* Work to complete: Your task is to write out only the lines running from the line with "Output a JSON" to the line with "Decode this chart: output", both ends kept, with no images.

* Exercise input:
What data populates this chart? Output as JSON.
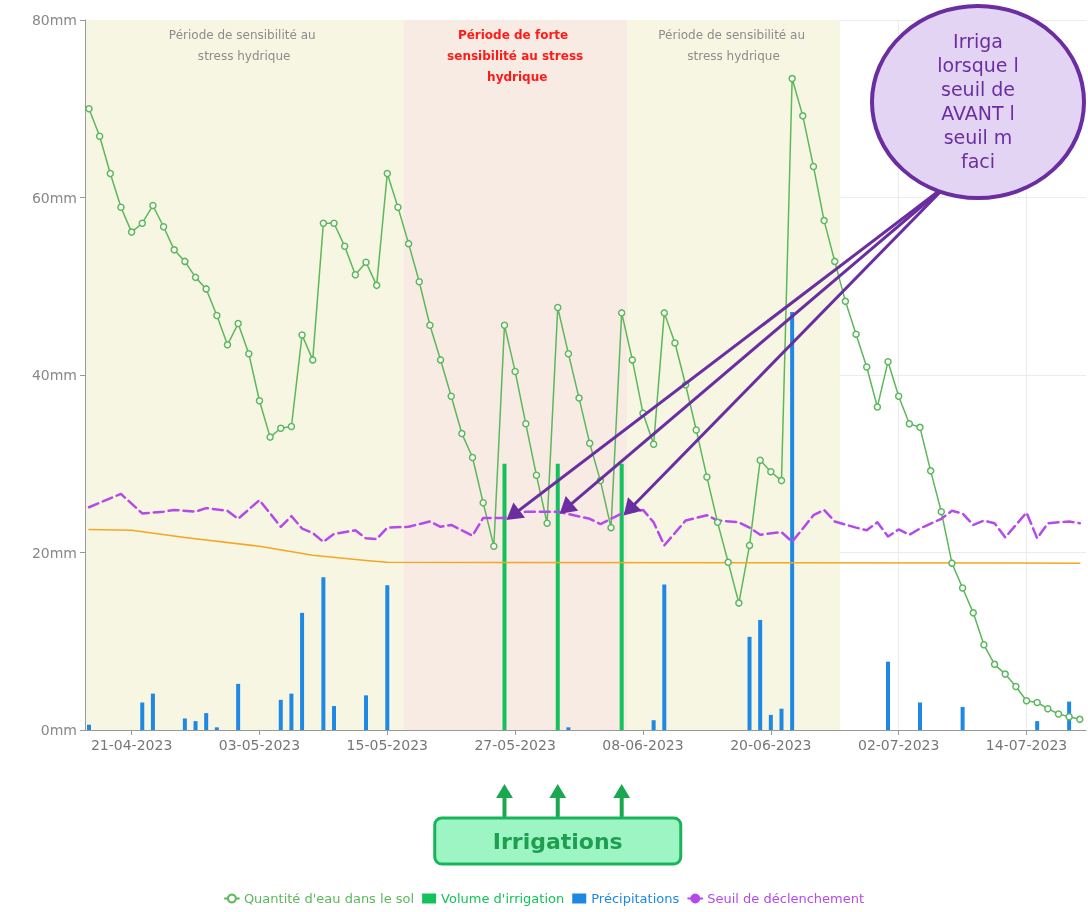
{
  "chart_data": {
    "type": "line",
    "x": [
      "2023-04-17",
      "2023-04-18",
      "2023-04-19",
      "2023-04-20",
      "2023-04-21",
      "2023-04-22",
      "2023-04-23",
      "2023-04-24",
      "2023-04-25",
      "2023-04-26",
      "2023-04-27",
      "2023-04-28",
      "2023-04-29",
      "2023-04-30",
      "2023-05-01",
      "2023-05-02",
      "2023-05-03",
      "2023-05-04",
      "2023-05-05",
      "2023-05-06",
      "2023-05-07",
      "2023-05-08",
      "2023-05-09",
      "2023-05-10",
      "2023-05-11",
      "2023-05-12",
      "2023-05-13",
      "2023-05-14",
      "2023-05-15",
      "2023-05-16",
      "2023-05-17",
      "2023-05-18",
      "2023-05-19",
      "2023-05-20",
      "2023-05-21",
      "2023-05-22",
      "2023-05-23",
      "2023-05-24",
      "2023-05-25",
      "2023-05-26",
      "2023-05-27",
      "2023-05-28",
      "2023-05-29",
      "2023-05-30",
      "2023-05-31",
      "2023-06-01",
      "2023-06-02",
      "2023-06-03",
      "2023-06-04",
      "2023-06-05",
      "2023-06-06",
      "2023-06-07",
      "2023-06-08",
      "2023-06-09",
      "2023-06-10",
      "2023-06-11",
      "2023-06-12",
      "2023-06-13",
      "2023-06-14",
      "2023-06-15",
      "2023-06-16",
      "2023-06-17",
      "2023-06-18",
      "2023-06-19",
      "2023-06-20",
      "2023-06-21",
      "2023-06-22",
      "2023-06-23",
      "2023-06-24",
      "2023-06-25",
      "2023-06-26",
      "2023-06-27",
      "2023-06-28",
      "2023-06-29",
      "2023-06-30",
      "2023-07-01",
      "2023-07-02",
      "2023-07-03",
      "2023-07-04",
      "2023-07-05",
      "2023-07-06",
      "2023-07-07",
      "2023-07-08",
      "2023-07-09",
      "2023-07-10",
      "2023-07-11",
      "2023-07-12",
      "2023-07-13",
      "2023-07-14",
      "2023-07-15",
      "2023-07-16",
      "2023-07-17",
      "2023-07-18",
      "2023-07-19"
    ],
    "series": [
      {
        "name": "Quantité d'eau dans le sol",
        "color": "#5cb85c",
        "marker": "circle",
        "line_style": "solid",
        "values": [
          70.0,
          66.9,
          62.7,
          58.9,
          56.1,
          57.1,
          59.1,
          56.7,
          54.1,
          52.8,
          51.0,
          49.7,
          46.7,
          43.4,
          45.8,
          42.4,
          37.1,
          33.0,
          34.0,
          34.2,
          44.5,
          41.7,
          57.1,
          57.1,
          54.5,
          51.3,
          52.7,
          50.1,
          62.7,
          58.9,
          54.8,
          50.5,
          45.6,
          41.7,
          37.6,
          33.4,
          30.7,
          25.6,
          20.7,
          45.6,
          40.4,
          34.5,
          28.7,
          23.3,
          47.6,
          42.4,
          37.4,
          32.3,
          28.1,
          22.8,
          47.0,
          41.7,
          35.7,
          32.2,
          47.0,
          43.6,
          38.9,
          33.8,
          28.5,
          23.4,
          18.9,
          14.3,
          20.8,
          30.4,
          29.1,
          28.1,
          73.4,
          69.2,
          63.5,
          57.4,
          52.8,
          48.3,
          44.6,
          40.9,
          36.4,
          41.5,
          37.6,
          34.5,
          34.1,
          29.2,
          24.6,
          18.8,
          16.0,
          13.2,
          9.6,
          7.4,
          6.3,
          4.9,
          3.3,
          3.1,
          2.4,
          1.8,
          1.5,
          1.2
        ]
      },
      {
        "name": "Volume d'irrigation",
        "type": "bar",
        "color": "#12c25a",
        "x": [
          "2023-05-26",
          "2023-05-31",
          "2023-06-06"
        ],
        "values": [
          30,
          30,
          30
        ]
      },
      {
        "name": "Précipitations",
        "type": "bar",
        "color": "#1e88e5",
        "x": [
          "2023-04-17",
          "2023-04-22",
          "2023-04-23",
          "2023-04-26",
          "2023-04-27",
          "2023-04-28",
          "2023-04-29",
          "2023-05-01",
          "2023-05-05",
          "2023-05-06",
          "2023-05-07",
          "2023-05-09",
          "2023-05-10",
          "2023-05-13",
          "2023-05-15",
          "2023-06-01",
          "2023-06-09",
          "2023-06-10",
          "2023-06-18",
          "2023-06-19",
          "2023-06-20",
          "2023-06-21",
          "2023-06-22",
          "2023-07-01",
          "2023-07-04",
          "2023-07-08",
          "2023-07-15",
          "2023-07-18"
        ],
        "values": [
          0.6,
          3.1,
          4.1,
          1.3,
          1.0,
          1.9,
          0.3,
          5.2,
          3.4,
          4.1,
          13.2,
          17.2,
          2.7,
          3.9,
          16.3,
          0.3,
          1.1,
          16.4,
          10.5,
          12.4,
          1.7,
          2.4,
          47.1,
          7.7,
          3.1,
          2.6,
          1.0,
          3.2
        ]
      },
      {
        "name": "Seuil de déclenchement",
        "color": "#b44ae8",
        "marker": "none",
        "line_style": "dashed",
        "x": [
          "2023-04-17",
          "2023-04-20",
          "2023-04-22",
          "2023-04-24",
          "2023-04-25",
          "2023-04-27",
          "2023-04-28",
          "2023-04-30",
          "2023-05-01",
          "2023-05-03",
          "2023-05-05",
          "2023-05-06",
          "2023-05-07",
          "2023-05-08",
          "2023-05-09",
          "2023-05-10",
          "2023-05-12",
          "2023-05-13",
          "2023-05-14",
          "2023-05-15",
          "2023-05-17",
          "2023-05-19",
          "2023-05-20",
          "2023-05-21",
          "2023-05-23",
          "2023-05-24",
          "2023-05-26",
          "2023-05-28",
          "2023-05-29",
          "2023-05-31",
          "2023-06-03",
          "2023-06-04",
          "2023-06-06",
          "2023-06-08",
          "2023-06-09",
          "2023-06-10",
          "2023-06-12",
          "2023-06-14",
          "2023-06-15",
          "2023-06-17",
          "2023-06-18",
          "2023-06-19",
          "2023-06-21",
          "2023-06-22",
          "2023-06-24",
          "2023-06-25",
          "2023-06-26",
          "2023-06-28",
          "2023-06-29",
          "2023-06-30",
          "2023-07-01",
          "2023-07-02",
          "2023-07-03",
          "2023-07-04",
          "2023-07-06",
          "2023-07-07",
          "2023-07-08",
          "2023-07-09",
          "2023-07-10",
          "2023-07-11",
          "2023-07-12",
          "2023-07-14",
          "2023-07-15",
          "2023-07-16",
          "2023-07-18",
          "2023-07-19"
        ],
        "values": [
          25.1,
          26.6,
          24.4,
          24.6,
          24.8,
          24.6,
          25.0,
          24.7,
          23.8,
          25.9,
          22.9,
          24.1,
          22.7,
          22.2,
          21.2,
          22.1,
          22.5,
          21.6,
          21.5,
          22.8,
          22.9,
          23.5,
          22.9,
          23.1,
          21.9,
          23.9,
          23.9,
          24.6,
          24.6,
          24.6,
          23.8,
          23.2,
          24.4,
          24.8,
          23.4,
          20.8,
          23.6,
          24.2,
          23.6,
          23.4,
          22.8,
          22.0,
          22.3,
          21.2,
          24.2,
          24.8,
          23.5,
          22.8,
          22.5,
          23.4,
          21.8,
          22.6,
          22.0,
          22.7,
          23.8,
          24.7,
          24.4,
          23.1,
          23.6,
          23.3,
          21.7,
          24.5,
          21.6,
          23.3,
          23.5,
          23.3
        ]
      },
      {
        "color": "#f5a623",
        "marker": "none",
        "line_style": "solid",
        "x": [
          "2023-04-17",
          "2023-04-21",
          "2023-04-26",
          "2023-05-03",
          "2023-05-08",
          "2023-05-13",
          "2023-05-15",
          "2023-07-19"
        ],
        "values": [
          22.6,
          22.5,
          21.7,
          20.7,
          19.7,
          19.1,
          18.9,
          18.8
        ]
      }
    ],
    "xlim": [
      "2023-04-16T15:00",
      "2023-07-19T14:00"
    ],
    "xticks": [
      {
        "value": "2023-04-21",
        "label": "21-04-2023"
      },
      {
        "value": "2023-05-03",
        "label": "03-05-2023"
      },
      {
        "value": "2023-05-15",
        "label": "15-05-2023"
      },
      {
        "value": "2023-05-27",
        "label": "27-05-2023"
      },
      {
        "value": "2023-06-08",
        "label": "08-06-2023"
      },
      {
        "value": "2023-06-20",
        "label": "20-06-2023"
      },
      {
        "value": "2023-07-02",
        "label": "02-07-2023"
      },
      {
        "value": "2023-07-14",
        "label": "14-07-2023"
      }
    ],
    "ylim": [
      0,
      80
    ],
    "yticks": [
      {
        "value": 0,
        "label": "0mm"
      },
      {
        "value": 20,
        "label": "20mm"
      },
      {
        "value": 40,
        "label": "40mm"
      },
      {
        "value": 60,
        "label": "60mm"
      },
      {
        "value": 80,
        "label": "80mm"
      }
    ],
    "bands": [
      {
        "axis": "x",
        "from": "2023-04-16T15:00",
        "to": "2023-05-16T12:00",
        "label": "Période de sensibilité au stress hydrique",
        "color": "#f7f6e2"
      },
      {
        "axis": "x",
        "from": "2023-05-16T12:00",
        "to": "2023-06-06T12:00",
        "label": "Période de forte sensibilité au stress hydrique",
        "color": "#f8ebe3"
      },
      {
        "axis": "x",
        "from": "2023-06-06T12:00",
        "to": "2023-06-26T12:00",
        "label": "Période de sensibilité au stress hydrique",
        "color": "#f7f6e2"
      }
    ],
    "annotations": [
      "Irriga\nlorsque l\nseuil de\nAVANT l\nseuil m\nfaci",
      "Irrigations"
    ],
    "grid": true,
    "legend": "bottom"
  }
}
* * *
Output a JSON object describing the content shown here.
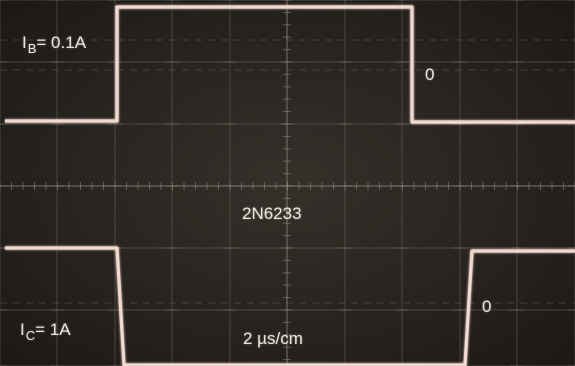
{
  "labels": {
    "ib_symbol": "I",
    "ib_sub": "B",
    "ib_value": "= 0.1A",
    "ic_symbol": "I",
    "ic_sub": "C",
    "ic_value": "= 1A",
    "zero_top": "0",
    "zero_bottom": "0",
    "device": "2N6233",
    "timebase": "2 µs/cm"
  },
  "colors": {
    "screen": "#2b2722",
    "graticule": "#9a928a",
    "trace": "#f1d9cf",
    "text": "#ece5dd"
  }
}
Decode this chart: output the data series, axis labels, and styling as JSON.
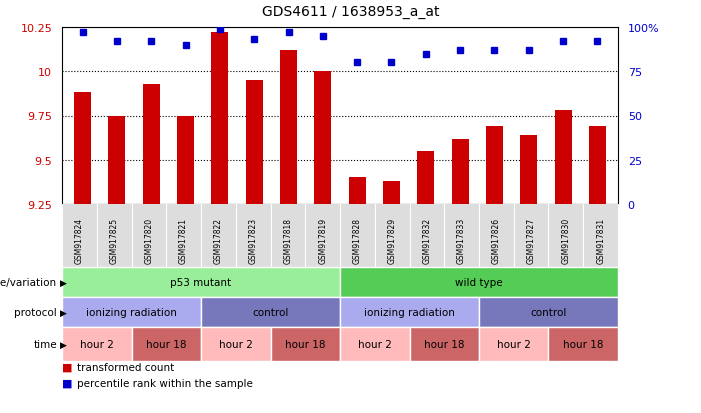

* Result of the exercise:
Output a JSON object describing the content shown here.
{
  "labels": {
    "ib_symbol": "I",
    "ib_sub": "B",
    "ib_value": "= 0.1A",
    "ic_symbol": "I",
    "ic_sub": "C",
    "ic_value": "= 1A",
    "zero_top": "0",
    "zero_bottom": "0",
    "device": "2N6233",
    "timebase": "2 µs/cm"
  },
  "colors": {
    "screen": "#2b2722",
    "graticule": "#9a928a",
    "trace": "#f1d9cf",
    "text": "#ece5dd"
  }
}
Decode this chart: output the data series, axis labels, and styling as JSON.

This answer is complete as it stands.